*Dataset records*
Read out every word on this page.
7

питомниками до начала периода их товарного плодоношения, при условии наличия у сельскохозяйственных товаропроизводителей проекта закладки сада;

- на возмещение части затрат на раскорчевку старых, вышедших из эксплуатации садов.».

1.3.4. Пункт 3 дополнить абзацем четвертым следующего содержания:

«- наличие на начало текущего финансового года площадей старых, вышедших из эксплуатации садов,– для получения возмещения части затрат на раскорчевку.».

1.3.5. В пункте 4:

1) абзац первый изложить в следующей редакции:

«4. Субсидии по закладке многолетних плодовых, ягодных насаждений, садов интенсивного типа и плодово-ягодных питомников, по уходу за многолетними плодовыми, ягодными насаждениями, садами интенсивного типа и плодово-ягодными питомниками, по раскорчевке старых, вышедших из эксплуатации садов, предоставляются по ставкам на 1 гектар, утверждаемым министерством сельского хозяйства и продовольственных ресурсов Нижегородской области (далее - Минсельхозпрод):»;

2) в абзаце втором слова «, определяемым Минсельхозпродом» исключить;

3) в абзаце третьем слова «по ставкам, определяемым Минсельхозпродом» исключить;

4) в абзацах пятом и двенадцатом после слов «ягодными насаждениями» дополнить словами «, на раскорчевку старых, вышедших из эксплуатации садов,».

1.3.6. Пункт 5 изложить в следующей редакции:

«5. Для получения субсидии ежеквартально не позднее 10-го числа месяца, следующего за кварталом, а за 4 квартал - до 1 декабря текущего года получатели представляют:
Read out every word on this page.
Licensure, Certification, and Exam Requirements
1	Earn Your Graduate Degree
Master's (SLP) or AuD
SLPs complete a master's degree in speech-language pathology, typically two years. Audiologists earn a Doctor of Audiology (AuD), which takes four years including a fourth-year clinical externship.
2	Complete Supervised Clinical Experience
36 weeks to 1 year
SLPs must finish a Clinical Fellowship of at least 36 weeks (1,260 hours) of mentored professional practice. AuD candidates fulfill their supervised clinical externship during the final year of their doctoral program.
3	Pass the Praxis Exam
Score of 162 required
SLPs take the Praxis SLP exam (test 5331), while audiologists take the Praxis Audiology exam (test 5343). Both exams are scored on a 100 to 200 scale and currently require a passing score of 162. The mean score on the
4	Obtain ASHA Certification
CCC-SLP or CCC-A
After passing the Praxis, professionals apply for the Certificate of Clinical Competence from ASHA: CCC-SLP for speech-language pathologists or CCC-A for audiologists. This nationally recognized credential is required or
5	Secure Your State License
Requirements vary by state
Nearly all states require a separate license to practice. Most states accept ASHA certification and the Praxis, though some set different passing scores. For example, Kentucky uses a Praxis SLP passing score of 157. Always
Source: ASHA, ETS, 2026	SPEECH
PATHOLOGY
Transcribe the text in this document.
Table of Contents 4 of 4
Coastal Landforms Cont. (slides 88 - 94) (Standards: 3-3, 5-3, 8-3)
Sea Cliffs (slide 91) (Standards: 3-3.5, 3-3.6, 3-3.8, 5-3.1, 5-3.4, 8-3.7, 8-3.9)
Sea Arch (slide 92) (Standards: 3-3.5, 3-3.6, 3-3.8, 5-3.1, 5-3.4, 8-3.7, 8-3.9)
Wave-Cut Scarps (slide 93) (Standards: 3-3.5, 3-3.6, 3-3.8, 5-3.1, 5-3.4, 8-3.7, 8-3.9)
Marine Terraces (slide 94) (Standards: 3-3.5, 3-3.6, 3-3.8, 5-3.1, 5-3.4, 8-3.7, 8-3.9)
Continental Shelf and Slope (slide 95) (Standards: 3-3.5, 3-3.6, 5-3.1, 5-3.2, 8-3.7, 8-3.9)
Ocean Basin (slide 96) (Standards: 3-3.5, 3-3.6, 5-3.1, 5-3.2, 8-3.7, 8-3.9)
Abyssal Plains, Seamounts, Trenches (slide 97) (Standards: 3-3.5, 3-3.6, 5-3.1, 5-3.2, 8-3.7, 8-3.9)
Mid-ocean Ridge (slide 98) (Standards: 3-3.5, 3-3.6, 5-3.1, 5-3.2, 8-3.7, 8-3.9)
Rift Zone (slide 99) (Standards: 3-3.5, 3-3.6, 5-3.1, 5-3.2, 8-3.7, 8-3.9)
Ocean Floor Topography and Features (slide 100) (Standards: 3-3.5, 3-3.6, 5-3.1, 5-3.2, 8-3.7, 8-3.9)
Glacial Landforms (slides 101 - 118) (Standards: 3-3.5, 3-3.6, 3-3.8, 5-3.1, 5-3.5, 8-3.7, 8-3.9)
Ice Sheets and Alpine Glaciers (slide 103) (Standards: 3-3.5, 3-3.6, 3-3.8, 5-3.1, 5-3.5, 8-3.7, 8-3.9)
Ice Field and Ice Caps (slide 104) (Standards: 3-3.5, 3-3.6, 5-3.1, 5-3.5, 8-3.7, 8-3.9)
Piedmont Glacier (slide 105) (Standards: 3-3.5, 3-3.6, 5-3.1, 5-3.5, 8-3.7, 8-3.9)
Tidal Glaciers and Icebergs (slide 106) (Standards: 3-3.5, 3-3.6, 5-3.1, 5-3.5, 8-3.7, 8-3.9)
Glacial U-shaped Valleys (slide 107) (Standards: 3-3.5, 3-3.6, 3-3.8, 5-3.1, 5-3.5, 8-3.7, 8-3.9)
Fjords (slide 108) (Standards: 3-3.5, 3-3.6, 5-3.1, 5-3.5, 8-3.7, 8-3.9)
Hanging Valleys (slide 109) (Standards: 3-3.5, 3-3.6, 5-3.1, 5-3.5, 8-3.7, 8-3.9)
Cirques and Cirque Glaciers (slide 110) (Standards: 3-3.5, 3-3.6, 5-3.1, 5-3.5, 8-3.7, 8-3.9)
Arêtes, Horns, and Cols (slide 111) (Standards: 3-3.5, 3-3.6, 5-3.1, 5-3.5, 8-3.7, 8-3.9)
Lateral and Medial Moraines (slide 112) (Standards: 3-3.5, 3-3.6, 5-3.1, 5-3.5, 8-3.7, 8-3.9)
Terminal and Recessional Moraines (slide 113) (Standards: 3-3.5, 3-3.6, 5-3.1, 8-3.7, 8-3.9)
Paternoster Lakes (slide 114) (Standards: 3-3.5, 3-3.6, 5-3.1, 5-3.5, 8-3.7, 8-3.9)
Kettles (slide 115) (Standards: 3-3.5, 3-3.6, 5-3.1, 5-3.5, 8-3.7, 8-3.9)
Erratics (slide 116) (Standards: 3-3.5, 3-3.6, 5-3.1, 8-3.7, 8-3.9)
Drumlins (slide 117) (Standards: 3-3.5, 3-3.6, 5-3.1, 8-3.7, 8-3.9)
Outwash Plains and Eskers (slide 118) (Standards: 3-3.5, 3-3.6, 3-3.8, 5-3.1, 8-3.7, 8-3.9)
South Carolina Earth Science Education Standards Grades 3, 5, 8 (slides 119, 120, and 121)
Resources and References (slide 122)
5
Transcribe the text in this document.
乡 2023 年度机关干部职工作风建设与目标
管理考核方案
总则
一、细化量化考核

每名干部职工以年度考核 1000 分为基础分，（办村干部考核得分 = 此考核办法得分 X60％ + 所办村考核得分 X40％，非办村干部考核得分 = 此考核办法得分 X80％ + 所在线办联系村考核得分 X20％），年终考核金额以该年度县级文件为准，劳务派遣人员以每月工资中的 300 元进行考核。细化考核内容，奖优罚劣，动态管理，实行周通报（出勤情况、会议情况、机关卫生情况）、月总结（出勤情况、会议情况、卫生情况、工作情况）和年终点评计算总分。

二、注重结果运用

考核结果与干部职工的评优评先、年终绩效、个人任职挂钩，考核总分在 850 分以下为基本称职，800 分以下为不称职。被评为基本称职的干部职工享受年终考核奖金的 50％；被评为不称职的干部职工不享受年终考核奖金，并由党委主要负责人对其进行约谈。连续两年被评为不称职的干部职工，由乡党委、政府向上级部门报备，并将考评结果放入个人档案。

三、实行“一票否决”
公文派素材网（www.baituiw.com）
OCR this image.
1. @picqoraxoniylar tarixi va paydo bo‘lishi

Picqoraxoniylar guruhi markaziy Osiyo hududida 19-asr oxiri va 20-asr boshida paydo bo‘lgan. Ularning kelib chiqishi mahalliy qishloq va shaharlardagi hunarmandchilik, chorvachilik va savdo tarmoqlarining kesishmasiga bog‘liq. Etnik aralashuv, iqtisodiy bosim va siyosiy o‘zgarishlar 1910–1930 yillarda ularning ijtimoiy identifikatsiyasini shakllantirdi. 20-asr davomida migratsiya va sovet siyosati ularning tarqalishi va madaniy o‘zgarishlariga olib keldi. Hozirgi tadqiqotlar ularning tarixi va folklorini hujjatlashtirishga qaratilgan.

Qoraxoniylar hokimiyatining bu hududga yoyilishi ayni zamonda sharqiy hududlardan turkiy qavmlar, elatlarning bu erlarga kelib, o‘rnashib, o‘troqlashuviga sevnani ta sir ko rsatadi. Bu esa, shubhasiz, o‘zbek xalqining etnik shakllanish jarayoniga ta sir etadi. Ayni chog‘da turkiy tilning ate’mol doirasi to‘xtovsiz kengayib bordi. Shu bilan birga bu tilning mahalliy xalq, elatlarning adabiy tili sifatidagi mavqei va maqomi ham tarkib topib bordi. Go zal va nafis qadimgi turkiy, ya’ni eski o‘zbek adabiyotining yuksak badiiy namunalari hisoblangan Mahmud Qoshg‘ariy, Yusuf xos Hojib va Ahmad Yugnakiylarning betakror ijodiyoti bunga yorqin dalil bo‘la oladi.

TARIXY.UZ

*WHAT THE TASK ASKS*
Display every line of the listing that contains the string "дополнить".

*RESULT OF THIS TASK*
1.3.4. Пункт 3 дополнить абзацем четвертым следующего содержания:
4) в абзацах пятом и двенадцатом после слов «ягодными насаждениями» дополнить словами «, на раскорчевку старых, вышедших из эксплуатации садов,».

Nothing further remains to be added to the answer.